> _Task objective_:
Skip the pictures. Repeat everything else in the records word for word.

(Extracted records)
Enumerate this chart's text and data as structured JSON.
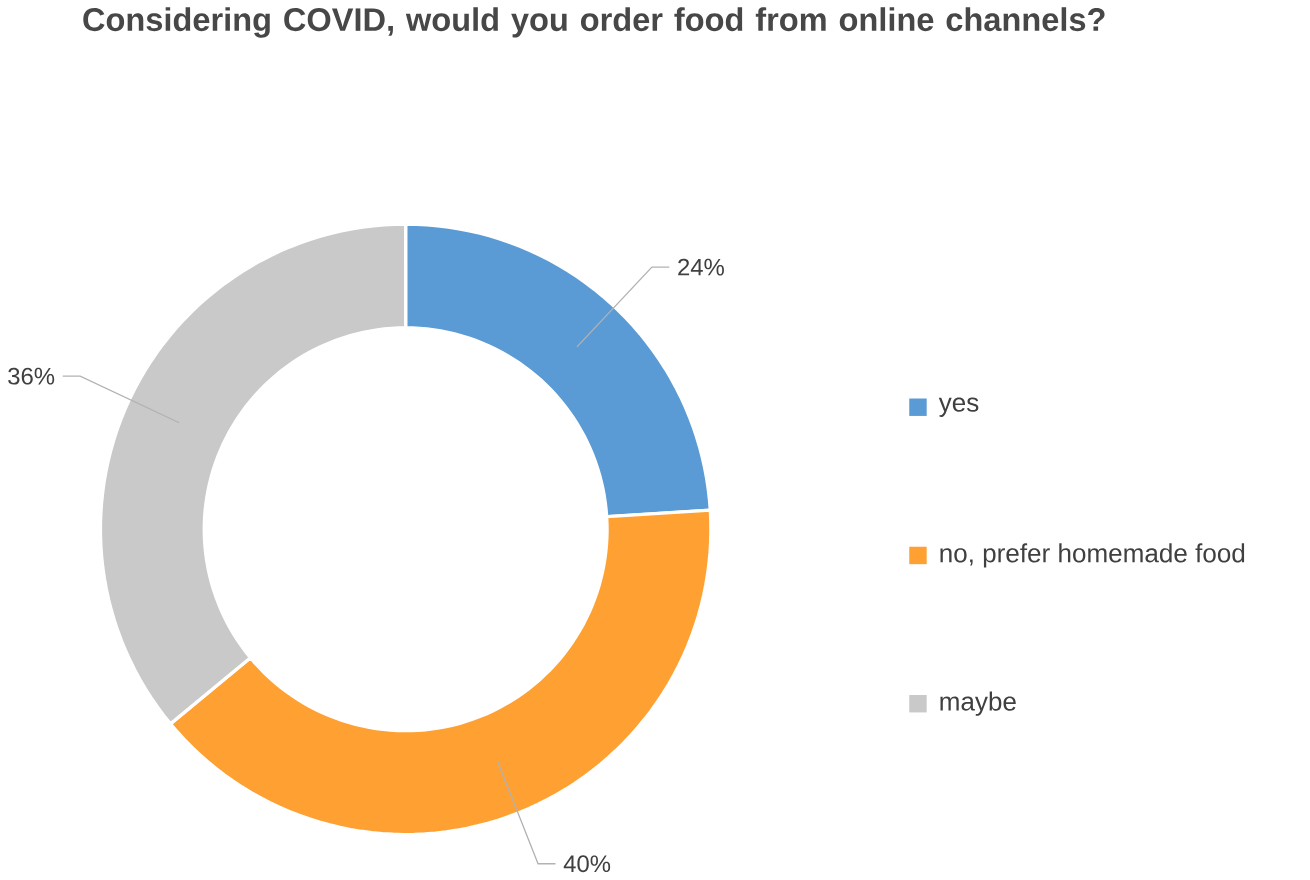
{
  "chart_data": {
    "type": "donut",
    "title": "Considering COVID, would you order food from online channels?",
    "categories": [
      "yes",
      "no, prefer homemade food",
      "maybe"
    ],
    "values": [
      24,
      40,
      36
    ],
    "colors": [
      "#5b9bd5",
      "#ffa033",
      "#c9c9c9"
    ],
    "value_labels": [
      "24%",
      "40%",
      "36%"
    ],
    "legend": "right"
  }
}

> _Task result_:
Enumerate this chart's text and data as structured JSON.
{
  "chart_data": {
    "type": "donut",
    "title": "Considering COVID, would you order food from online channels?",
    "categories": [
      "yes",
      "no, prefer homemade food",
      "maybe"
    ],
    "values": [
      24,
      40,
      36
    ],
    "colors": [
      "#5b9bd5",
      "#ffa033",
      "#c9c9c9"
    ],
    "value_labels": [
      "24%",
      "40%",
      "36%"
    ],
    "legend": "right"
  }
}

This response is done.